_Data listing_.

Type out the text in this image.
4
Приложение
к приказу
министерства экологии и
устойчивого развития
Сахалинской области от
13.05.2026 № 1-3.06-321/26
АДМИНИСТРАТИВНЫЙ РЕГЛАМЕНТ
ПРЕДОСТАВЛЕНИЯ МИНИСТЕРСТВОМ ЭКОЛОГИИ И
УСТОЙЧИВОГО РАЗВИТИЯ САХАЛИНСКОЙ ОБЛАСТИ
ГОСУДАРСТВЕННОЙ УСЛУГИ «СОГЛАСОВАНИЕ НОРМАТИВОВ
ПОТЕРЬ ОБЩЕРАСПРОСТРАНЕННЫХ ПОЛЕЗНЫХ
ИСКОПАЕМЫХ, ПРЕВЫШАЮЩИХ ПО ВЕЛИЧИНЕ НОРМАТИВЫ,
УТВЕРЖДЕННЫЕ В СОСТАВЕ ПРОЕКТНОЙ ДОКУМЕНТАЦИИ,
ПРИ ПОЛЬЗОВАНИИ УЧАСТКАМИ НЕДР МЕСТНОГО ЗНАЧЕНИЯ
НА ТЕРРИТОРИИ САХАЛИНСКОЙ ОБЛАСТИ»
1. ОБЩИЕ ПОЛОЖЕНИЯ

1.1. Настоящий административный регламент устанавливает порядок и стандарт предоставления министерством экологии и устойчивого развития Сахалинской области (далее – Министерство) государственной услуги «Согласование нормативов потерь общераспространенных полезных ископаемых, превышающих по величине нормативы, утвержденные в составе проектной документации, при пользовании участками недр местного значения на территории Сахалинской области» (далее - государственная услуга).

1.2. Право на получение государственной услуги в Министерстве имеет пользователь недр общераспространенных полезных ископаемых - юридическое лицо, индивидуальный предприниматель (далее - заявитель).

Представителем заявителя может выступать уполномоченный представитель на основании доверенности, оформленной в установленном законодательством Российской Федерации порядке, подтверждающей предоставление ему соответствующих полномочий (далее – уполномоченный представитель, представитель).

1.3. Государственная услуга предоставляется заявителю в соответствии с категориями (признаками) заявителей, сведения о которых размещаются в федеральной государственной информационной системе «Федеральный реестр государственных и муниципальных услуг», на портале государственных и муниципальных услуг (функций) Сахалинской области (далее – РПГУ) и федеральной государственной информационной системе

_Task prompt_.
Copy out the full set of records precisely, leaving nothing out.

_Solution to this problem_.
Type out the text in this image.
4
Приложение
к приказу
министерства экологии и
устойчивого развития
Сахалинской области от
13.05.2026 № 1-3.06-321/26
АДМИНИСТРАТИВНЫЙ РЕГЛАМЕНТ
ПРЕДОСТАВЛЕНИЯ МИНИСТЕРСТВОМ ЭКОЛОГИИ И
УСТОЙЧИВОГО РАЗВИТИЯ САХАЛИНСКОЙ ОБЛАСТИ
ГОСУДАРСТВЕННОЙ УСЛУГИ «СОГЛАСОВАНИЕ НОРМАТИВОВ
ПОТЕРЬ ОБЩЕРАСПРОСТРАНЕННЫХ ПОЛЕЗНЫХ
ИСКОПАЕМЫХ, ПРЕВЫШАЮЩИХ ПО ВЕЛИЧИНЕ НОРМАТИВЫ,
УТВЕРЖДЕННЫЕ В СОСТАВЕ ПРОЕКТНОЙ ДОКУМЕНТАЦИИ,
ПРИ ПОЛЬЗОВАНИИ УЧАСТКАМИ НЕДР МЕСТНОГО ЗНАЧЕНИЯ
НА ТЕРРИТОРИИ САХАЛИНСКОЙ ОБЛАСТИ»
1. ОБЩИЕ ПОЛОЖЕНИЯ

1.1. Настоящий административный регламент устанавливает порядок и стандарт предоставления министерством экологии и устойчивого развития Сахалинской области (далее – Министерство) государственной услуги «Согласование нормативов потерь общераспространенных полезных ископаемых, превышающих по величине нормативы, утвержденные в составе проектной документации, при пользовании участками недр местного значения на территории Сахалинской области» (далее - государственная услуга).

1.2. Право на получение государственной услуги в Министерстве имеет пользователь недр общераспространенных полезных ископаемых - юридическое лицо, индивидуальный предприниматель (далее - заявитель).

Представителем заявителя может выступать уполномоченный представитель на основании доверенности, оформленной в установленном законодательством Российской Федерации порядке, подтверждающей предоставление ему соответствующих полномочий (далее – уполномоченный представитель, представитель).

1.3. Государственная услуга предоставляется заявителю в соответствии с категориями (признаками) заявителей, сведения о которых размещаются в федеральной государственной информационной системе «Федеральный реестр государственных и муниципальных услуг», на портале государственных и муниципальных услуг (функций) Сахалинской области (далее – РПГУ) и федеральной государственной информационной системе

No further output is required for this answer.